- [DATA FOR THIS TASK]
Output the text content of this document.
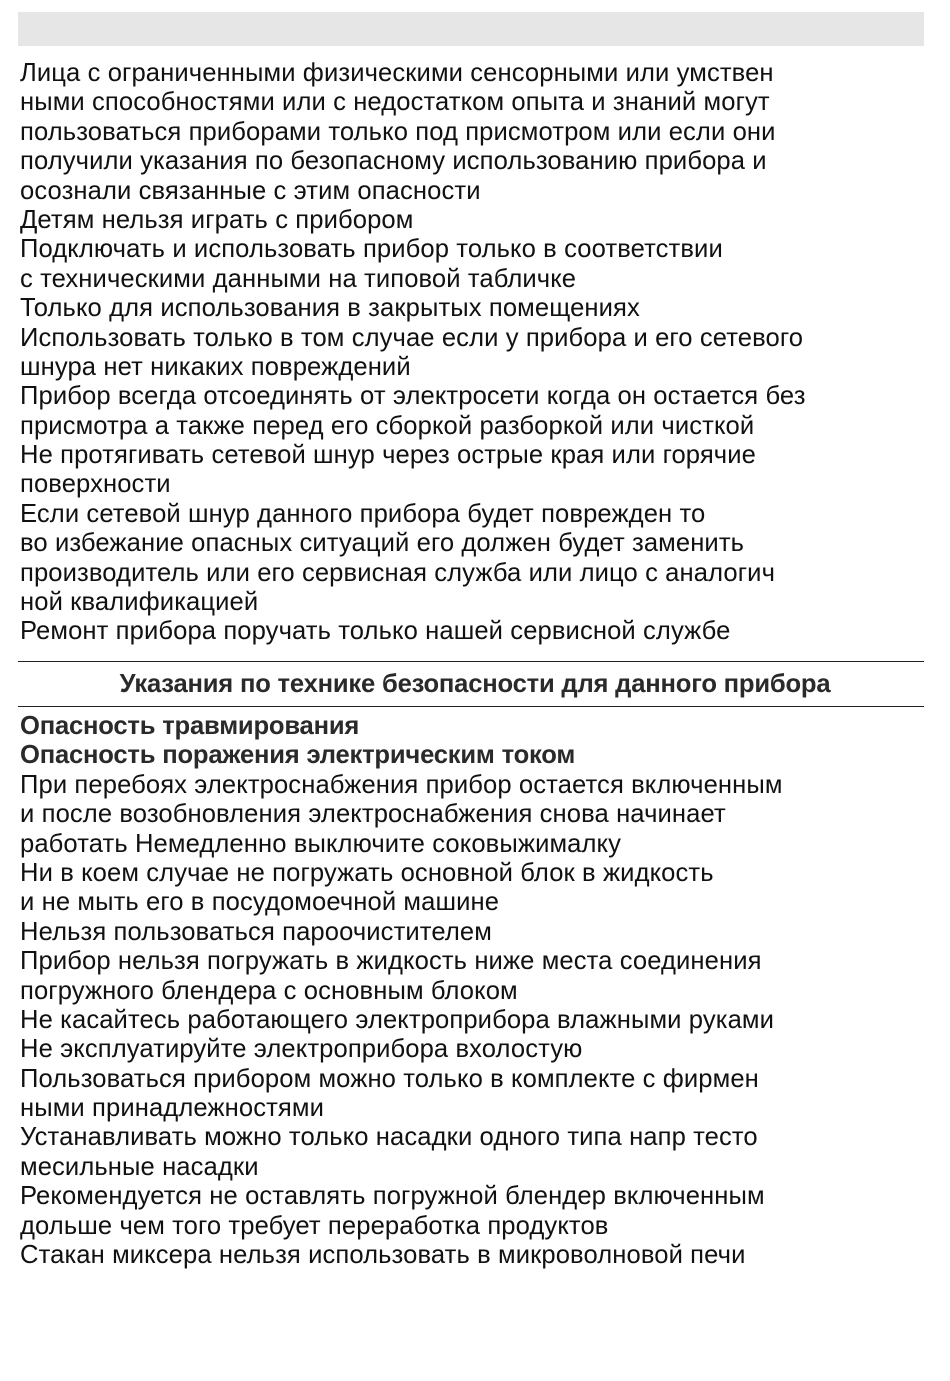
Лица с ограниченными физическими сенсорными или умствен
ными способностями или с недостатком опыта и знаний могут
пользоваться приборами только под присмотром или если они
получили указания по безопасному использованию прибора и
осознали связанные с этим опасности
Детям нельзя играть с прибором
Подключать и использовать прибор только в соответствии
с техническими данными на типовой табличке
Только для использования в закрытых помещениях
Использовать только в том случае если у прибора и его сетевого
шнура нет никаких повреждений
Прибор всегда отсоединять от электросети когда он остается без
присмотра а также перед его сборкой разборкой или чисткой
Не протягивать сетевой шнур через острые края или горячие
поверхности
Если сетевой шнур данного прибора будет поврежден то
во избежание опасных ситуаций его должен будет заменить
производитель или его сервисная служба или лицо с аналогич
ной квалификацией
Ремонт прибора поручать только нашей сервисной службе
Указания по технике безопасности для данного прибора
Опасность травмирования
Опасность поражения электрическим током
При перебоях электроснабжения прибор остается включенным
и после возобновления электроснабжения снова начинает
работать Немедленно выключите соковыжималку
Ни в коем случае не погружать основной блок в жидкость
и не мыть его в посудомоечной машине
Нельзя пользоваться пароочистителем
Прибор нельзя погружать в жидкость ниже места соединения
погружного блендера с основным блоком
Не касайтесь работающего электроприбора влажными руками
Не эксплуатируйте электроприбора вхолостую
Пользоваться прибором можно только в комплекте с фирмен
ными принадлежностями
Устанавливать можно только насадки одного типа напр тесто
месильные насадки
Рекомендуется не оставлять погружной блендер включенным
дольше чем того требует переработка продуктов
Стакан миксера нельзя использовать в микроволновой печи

==

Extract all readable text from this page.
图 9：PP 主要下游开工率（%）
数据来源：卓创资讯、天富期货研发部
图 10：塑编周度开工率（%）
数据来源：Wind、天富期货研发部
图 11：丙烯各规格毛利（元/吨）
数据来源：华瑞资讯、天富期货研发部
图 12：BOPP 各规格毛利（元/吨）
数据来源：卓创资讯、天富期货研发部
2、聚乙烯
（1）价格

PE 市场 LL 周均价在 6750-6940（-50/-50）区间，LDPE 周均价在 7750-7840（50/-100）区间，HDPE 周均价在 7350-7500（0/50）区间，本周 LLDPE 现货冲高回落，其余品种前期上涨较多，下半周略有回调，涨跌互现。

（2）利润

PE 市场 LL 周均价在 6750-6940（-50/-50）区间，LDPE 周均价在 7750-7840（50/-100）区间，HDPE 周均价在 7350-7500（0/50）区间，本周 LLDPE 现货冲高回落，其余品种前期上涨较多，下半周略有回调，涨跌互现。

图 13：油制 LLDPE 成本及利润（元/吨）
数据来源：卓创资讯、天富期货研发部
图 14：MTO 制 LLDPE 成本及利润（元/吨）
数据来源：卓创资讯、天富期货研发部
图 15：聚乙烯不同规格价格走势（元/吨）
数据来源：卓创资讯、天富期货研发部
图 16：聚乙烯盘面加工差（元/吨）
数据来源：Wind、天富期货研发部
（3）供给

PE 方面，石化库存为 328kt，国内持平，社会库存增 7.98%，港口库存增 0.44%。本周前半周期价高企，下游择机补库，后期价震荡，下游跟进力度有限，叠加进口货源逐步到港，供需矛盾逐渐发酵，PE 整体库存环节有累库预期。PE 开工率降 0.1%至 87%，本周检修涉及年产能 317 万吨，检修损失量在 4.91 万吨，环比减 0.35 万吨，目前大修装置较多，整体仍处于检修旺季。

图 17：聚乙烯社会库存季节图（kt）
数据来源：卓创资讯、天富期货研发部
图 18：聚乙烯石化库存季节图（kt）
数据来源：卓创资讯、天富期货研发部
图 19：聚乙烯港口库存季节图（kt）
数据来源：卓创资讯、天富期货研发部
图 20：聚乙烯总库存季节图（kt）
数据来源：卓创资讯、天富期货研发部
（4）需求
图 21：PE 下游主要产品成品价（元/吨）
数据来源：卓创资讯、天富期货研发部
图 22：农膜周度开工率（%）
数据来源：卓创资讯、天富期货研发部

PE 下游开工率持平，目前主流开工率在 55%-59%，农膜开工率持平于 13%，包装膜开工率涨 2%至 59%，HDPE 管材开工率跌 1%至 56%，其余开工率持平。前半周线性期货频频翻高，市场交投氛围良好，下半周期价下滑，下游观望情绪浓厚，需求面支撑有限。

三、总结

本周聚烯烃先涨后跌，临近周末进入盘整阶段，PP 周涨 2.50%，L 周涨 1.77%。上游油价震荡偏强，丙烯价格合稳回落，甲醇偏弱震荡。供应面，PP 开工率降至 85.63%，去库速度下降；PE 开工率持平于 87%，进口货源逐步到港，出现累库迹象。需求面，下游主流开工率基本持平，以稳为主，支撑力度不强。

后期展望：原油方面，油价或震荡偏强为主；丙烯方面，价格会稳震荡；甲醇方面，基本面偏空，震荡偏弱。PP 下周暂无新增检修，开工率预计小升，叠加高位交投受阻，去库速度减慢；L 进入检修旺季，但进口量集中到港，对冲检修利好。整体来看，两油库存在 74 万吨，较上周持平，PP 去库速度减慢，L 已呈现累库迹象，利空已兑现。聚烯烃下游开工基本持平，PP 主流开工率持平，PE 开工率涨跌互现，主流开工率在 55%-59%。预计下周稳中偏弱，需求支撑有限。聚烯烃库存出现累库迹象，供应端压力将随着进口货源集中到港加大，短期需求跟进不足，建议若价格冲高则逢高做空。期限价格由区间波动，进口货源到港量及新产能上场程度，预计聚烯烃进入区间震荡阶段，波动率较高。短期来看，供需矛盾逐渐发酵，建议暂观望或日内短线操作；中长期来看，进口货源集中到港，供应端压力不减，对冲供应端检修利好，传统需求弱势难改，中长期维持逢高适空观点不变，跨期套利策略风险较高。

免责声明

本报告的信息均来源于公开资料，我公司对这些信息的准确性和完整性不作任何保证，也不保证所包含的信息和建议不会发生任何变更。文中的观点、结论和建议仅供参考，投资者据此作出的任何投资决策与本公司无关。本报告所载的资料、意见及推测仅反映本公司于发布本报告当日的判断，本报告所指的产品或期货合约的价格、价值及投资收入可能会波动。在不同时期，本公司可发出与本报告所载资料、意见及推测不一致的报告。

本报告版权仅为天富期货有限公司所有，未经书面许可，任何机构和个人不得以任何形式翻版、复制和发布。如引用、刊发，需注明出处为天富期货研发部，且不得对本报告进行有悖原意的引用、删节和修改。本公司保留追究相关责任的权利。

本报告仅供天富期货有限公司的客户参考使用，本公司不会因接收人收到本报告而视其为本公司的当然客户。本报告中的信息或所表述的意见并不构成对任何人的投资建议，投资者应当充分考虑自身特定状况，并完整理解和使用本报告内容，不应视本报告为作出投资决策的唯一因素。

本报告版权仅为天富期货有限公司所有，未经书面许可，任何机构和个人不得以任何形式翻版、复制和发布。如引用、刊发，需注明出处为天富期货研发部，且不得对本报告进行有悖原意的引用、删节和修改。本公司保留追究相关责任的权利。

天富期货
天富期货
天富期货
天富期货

- [PROBLEM STATEMENT] Identify the lines that contain the string "text", and copy every one of them.

- [COMPLETE ANSWER]
Output the text content of this document.
Extract all readable text from this page.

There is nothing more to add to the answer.